Required task
Copy out each line of the material below with no changes.
:: Dataset excerpts ::
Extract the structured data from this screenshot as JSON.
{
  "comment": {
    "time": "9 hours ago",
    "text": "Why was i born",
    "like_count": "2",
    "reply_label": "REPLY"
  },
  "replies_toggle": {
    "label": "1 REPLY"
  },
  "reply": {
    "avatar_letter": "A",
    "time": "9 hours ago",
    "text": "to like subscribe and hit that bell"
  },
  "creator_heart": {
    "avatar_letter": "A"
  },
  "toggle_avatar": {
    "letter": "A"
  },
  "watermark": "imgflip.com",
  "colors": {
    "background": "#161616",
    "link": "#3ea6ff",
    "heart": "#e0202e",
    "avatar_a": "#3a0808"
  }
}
:::
Finished answer
Extract the structured data from this screenshot as JSON.
{
  "comment": {
    "time": "9 hours ago",
    "text": "Why was i born",
    "like_count": "2",
    "reply_label": "REPLY"
  },
  "replies_toggle": {
    "label": "1 REPLY"
  },
  "reply": {
    "avatar_letter": "A",
    "time": "9 hours ago",
    "text": "to like subscribe and hit that bell"
  },
  "creator_heart": {
    "avatar_letter": "A"
  },
  "toggle_avatar": {
    "letter": "A"
  },
  "watermark": "imgflip.com",
  "colors": {
    "background": "#161616",
    "link": "#3ea6ff",
    "heart": "#e0202e",
    "avatar_a": "#3a0808"
  }
}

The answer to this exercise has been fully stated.